In the listing below, identify each line with the word "проб" and return those lines.

● Information provided:

## start

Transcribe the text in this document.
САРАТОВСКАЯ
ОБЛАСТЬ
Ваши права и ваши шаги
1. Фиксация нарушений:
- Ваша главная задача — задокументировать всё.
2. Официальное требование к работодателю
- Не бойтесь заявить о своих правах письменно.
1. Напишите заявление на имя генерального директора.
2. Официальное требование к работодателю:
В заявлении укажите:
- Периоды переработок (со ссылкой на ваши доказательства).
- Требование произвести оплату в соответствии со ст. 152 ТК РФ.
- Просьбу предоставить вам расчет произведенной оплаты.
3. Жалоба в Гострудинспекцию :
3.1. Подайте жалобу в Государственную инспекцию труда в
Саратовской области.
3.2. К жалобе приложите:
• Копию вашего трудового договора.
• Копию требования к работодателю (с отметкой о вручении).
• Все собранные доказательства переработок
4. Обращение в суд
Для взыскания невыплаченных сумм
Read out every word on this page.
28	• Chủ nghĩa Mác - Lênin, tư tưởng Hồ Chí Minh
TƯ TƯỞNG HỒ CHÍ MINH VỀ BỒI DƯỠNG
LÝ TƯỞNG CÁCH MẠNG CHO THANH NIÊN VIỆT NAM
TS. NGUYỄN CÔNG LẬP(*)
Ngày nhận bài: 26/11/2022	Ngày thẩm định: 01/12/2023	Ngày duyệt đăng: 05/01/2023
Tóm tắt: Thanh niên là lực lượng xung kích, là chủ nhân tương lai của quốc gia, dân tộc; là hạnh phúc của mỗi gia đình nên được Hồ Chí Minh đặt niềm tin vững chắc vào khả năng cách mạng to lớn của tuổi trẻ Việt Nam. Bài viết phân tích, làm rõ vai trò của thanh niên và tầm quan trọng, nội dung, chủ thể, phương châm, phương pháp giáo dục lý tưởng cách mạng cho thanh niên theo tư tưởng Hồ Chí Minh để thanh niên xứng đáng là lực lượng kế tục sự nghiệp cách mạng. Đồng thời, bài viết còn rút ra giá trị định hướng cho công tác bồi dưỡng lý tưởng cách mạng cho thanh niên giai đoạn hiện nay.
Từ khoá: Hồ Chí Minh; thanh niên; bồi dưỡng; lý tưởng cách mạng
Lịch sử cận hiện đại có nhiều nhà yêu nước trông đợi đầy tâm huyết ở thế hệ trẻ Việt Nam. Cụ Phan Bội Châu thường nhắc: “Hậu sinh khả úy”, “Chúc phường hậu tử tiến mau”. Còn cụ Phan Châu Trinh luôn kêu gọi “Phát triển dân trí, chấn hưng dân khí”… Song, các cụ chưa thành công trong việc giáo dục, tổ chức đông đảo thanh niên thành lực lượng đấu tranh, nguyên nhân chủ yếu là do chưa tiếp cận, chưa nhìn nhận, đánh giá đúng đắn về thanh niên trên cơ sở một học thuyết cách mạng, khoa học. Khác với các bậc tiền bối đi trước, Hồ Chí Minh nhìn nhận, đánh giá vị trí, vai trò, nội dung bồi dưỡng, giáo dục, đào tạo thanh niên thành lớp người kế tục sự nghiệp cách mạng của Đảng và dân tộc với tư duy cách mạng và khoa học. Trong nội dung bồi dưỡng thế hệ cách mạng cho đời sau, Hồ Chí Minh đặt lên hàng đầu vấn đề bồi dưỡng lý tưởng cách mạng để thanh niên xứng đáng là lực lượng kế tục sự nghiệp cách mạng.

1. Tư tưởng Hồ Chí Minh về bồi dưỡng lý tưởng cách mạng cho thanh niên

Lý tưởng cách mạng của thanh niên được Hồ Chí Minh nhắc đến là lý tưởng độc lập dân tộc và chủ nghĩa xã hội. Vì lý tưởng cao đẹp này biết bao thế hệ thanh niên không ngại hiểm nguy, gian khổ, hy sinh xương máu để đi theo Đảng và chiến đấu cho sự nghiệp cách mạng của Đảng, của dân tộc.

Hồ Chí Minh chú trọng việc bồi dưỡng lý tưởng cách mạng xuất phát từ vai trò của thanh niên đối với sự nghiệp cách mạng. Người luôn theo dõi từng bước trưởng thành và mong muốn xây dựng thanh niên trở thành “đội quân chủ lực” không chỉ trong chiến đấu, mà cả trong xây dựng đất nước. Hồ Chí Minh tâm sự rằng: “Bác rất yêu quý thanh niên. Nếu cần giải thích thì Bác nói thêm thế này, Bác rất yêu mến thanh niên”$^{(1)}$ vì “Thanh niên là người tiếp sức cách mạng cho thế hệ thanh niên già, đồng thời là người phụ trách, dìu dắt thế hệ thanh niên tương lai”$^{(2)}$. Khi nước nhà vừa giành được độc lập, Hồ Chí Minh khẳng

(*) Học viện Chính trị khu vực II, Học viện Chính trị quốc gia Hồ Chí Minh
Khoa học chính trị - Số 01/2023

## end
## start

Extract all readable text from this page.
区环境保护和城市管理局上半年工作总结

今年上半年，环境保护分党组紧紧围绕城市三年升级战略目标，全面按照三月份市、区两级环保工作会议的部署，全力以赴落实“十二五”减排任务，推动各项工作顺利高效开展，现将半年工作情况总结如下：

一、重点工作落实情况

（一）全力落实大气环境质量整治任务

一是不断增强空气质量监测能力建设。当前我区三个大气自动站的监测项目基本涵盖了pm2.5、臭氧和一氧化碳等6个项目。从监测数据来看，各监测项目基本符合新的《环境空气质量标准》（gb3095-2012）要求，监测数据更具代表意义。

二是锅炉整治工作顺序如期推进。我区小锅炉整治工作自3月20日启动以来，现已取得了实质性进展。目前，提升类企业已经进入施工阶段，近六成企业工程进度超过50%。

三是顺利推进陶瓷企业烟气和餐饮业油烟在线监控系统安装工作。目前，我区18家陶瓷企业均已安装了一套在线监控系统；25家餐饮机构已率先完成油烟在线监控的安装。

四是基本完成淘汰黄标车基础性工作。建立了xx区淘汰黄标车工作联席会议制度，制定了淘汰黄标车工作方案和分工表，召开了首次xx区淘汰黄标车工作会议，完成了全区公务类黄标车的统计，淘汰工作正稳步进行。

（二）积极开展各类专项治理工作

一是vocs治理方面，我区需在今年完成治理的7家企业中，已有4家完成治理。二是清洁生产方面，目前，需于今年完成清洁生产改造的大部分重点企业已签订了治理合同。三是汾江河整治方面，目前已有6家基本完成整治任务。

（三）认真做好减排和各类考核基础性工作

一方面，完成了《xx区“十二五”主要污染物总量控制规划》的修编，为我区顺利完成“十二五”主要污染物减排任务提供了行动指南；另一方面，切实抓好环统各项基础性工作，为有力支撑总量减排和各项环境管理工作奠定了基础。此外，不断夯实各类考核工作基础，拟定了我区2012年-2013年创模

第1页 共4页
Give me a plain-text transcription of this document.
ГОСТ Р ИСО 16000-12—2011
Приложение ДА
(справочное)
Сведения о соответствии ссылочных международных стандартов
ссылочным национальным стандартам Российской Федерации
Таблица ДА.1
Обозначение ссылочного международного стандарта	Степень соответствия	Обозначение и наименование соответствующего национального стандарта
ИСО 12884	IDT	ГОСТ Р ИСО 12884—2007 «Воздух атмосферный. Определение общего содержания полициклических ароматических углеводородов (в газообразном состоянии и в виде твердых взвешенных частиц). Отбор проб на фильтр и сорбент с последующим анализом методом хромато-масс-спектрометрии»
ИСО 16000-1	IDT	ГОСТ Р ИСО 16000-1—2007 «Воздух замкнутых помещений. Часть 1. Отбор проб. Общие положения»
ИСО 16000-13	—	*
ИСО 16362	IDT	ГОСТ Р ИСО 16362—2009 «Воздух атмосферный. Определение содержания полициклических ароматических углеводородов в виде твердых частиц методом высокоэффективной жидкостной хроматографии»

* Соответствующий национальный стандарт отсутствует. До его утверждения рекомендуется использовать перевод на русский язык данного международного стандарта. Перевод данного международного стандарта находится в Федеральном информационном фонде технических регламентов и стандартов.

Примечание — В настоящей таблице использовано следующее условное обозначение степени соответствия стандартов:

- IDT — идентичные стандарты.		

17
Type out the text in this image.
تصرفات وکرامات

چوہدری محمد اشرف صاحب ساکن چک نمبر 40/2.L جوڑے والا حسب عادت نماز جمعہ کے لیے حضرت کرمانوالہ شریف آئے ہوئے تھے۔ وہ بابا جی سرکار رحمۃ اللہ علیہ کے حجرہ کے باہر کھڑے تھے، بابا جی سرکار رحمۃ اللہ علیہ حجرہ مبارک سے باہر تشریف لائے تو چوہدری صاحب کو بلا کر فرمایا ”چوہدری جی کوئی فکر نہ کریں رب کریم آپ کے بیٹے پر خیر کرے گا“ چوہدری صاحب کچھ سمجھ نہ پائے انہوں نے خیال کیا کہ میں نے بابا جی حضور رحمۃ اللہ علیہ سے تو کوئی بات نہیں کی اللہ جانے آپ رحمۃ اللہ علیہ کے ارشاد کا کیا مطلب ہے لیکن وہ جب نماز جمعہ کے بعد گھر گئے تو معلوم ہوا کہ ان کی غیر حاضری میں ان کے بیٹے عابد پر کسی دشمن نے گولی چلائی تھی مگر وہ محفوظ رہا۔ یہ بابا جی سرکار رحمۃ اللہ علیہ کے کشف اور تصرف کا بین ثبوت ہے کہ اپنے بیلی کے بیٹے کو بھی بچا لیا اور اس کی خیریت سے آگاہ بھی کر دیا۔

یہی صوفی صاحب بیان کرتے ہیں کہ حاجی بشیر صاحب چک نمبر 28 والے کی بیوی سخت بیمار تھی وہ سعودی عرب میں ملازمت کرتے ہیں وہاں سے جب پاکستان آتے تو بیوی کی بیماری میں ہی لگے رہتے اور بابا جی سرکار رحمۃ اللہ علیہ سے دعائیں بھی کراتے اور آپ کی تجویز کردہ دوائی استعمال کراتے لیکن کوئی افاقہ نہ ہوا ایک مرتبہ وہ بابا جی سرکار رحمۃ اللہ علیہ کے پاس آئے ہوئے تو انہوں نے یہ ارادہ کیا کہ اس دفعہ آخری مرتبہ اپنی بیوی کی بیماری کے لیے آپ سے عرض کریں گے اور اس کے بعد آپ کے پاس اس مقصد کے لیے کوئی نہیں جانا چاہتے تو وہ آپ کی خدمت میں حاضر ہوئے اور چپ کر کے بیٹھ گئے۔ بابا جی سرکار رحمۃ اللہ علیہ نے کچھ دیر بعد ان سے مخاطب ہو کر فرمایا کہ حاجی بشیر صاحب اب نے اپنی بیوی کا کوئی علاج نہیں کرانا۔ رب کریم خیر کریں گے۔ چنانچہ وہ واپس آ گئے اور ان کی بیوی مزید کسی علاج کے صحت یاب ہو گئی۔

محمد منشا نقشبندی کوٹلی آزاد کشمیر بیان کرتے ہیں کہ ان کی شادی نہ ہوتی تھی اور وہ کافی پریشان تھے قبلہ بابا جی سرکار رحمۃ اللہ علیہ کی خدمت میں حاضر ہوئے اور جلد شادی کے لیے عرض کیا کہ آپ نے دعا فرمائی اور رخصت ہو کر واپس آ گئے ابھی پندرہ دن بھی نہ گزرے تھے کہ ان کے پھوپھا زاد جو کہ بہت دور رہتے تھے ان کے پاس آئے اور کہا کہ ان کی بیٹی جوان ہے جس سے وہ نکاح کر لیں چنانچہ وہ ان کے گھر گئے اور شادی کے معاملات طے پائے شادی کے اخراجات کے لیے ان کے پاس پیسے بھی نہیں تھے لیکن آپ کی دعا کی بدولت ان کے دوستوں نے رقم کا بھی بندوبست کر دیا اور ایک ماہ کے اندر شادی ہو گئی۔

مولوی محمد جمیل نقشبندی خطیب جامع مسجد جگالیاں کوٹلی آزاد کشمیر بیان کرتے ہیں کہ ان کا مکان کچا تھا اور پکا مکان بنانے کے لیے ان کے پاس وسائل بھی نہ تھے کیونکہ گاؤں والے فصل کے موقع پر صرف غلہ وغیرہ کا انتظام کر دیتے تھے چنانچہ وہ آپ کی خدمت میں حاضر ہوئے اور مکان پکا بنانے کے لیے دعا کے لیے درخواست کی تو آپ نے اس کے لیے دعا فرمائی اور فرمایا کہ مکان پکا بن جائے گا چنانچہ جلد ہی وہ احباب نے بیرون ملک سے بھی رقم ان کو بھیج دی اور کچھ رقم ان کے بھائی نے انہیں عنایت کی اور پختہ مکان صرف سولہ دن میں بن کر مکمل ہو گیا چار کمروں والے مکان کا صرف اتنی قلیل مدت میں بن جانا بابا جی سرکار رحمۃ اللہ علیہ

## end

● Answer below:
ИСО 12884	IDT	ГОСТ Р ИСО 12884—2007 «Воздух атмосферный. Определение общего содержания полициклических ароматических углеводородов (в газообразном состоянии и в виде твердых взвешенных частиц). Отбор проб на фильтр и сорбент с последующим анализом методом хромато-масс-спектрометрии»
ИСО 16000-1	IDT	ГОСТ Р ИСО 16000-1—2007 «Воздух замкнутых помещений. Часть 1. Отбор проб. Общие положения»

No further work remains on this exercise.